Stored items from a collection
┏━━

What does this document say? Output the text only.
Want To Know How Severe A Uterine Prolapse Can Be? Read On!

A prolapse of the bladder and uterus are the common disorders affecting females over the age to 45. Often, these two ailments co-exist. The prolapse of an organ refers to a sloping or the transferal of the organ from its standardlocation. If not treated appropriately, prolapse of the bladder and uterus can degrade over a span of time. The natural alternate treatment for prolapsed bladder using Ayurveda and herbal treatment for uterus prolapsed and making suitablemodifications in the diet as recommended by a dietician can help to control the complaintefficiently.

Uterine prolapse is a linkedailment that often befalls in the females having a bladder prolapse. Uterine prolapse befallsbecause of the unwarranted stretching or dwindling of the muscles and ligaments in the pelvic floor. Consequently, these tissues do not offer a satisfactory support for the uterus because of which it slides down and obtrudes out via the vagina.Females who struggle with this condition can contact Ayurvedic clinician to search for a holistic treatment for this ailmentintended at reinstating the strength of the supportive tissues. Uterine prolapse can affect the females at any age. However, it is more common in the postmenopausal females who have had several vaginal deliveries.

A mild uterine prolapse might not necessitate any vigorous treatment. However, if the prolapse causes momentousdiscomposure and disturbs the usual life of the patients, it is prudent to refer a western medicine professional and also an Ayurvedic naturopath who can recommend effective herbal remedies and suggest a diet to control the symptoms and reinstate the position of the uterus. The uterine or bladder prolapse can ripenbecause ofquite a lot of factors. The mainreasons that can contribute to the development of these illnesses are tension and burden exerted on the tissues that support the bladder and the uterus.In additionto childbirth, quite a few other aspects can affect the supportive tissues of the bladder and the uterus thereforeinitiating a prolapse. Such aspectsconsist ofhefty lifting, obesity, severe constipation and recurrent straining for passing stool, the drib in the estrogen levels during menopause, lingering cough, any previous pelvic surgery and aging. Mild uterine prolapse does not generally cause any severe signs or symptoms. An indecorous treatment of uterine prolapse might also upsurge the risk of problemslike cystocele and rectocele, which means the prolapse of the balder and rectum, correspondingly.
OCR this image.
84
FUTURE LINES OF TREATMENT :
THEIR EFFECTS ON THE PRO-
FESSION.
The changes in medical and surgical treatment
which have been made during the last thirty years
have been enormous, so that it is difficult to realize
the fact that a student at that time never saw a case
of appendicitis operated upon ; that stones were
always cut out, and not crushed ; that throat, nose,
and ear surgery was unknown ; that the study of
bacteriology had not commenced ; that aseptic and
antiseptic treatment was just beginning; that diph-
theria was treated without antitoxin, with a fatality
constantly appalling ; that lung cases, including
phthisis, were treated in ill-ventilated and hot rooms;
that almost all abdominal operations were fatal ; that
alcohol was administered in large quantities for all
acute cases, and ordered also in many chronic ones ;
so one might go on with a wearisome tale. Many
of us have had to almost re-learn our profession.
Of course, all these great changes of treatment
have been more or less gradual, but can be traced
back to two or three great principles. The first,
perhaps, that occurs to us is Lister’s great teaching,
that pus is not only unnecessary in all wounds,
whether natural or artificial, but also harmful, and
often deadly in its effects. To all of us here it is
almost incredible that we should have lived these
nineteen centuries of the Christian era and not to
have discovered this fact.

┗━━

[INSTRUCTIONS TO FOLLOW]
Nothing in the records may be altered; restate them word for word.

[OUTPUT]
What does this document say? Output the text only.
Want To Know How Severe A Uterine Prolapse Can Be? Read On!

A prolapse of the bladder and uterus are the common disorders affecting females over the age to 45. Often, these two ailments co-exist. The prolapse of an organ refers to a sloping or the transferal of the organ from its standardlocation. If not treated appropriately, prolapse of the bladder and uterus can degrade over a span of time. The natural alternate treatment for prolapsed bladder using Ayurveda and herbal treatment for uterus prolapsed and making suitablemodifications in the diet as recommended by a dietician can help to control the complaintefficiently.

Uterine prolapse is a linkedailment that often befalls in the females having a bladder prolapse. Uterine prolapse befallsbecause of the unwarranted stretching or dwindling of the muscles and ligaments in the pelvic floor. Consequently, these tissues do not offer a satisfactory support for the uterus because of which it slides down and obtrudes out via the vagina.Females who struggle with this condition can contact Ayurvedic clinician to search for a holistic treatment for this ailmentintended at reinstating the strength of the supportive tissues. Uterine prolapse can affect the females at any age. However, it is more common in the postmenopausal females who have had several vaginal deliveries.

A mild uterine prolapse might not necessitate any vigorous treatment. However, if the prolapse causes momentousdiscomposure and disturbs the usual life of the patients, it is prudent to refer a western medicine professional and also an Ayurvedic naturopath who can recommend effective herbal remedies and suggest a diet to control the symptoms and reinstate the position of the uterus. The uterine or bladder prolapse can ripenbecause ofquite a lot of factors. The mainreasons that can contribute to the development of these illnesses are tension and burden exerted on the tissues that support the bladder and the uterus.In additionto childbirth, quite a few other aspects can affect the supportive tissues of the bladder and the uterus thereforeinitiating a prolapse. Such aspectsconsist ofhefty lifting, obesity, severe constipation and recurrent straining for passing stool, the drib in the estrogen levels during menopause, lingering cough, any previous pelvic surgery and aging. Mild uterine prolapse does not generally cause any severe signs or symptoms. An indecorous treatment of uterine prolapse might also upsurge the risk of problemslike cystocele and rectocele, which means the prolapse of the balder and rectum, correspondingly.
OCR this image.
84
FUTURE LINES OF TREATMENT :
THEIR EFFECTS ON THE PRO-
FESSION.
The changes in medical and surgical treatment
which have been made during the last thirty years
have been enormous, so that it is difficult to realize
the fact that a student at that time never saw a case
of appendicitis operated upon ; that stones were
always cut out, and not crushed ; that throat, nose,
and ear surgery was unknown ; that the study of
bacteriology had not commenced ; that aseptic and
antiseptic treatment was just beginning; that diph-
theria was treated without antitoxin, with a fatality
constantly appalling ; that lung cases, including
phthisis, were treated in ill-ventilated and hot rooms;
that almost all abdominal operations were fatal ; that
alcohol was administered in large quantities for all
acute cases, and ordered also in many chronic ones ;
so one might go on with a wearisome tale. Many
of us have had to almost re-learn our profession.
Of course, all these great changes of treatment
have been more or less gradual, but can be traced
back to two or three great principles. The first,
perhaps, that occurs to us is Lister’s great teaching,
that pus is not only unnecessary in all wounds,
whether natural or artificial, but also harmful, and
often deadly in its effects. To all of us here it is
almost incredible that we should have lived these
nineteen centuries of the Christian era and not to
have discovered this fact.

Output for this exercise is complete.